## Excerpted records
◆ ◆ ◆ ◆ ◆
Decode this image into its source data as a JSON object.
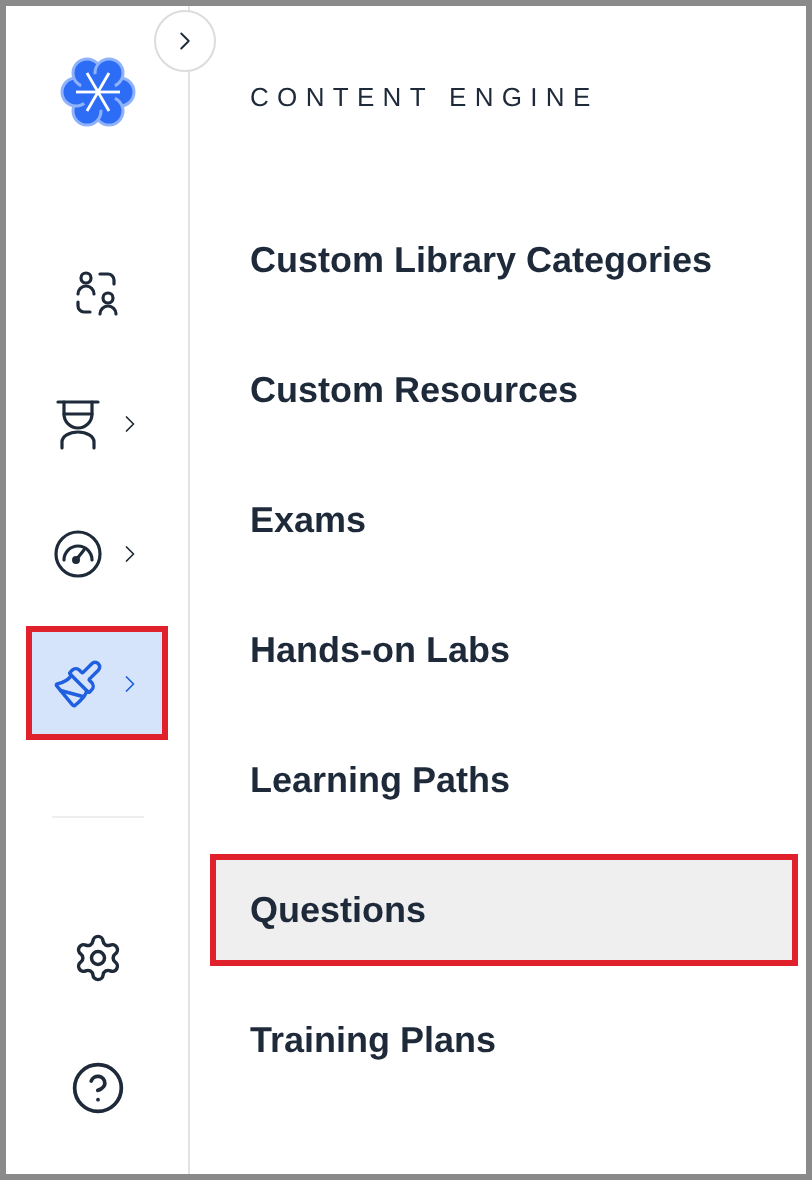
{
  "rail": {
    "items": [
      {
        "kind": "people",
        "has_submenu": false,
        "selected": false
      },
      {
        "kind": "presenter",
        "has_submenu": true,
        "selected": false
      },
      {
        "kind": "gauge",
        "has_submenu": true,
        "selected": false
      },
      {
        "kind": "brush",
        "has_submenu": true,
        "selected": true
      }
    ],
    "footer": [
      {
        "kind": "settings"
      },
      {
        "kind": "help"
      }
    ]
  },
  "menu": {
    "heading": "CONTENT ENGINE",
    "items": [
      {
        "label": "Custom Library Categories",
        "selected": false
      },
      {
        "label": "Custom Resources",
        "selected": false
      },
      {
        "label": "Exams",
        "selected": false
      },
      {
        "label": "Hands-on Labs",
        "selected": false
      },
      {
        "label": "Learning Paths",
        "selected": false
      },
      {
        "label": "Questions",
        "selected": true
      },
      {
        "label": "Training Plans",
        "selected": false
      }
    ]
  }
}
◆ ◆ ◆ ◆ ◆
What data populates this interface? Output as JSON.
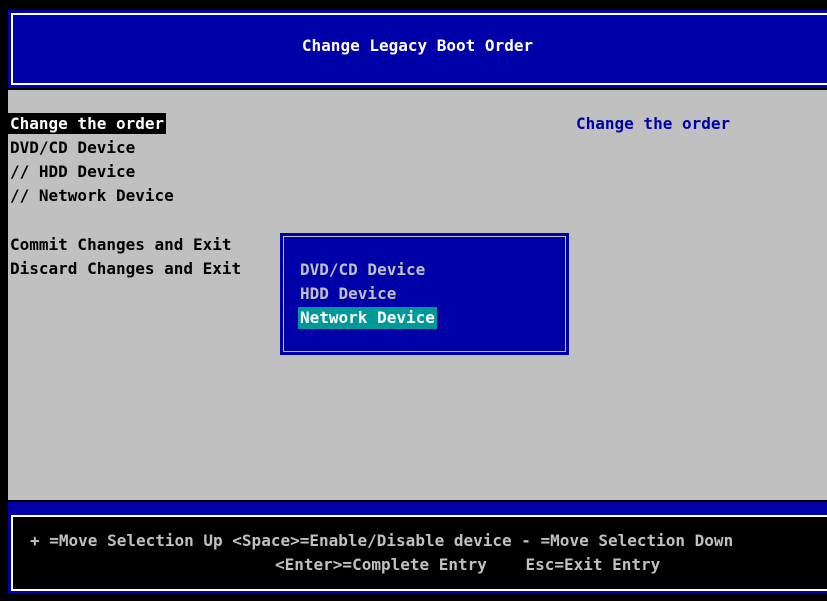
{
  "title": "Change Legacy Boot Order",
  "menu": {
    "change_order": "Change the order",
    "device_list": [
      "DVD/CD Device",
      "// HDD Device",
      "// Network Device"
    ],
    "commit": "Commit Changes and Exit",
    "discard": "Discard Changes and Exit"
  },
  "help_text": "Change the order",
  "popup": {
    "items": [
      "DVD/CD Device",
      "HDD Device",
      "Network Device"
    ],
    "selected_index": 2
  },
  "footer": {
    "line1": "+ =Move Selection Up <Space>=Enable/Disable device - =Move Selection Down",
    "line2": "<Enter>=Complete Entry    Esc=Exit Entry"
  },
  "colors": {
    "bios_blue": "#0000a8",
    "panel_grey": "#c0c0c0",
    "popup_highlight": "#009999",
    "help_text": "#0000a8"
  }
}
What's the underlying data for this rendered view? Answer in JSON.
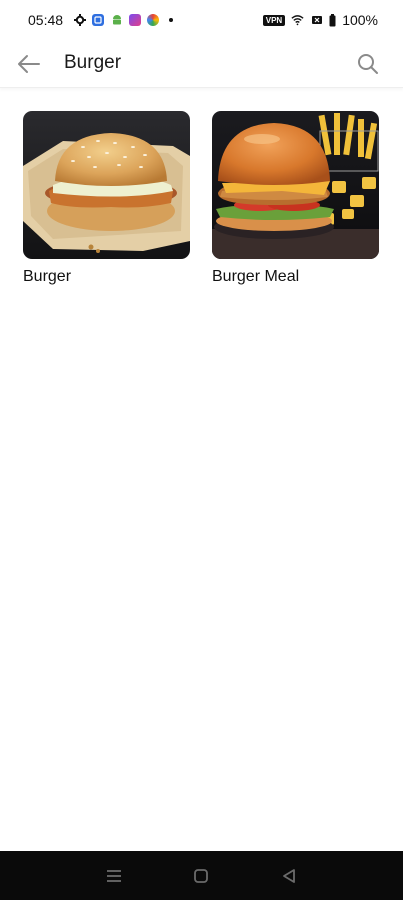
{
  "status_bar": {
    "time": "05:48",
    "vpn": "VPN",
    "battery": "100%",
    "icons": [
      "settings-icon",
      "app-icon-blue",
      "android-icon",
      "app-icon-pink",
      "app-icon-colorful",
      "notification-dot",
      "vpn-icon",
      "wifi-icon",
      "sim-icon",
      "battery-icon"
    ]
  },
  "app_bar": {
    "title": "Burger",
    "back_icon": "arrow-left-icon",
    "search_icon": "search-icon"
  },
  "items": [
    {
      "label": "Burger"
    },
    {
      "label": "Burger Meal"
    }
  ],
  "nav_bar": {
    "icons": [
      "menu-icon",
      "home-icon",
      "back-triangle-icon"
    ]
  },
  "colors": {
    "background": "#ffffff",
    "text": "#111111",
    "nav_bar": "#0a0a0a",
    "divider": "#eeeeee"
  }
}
◆ ◆ ◆ ◆ ◆
## The problem
Every line of the records that includes the word "data" should be gathered.

## Response to this task
Decode this image into its source data as a JSON object.
What data populates this interface? Output as JSON.
What's the underlying data for this rendered view? Answer in JSON.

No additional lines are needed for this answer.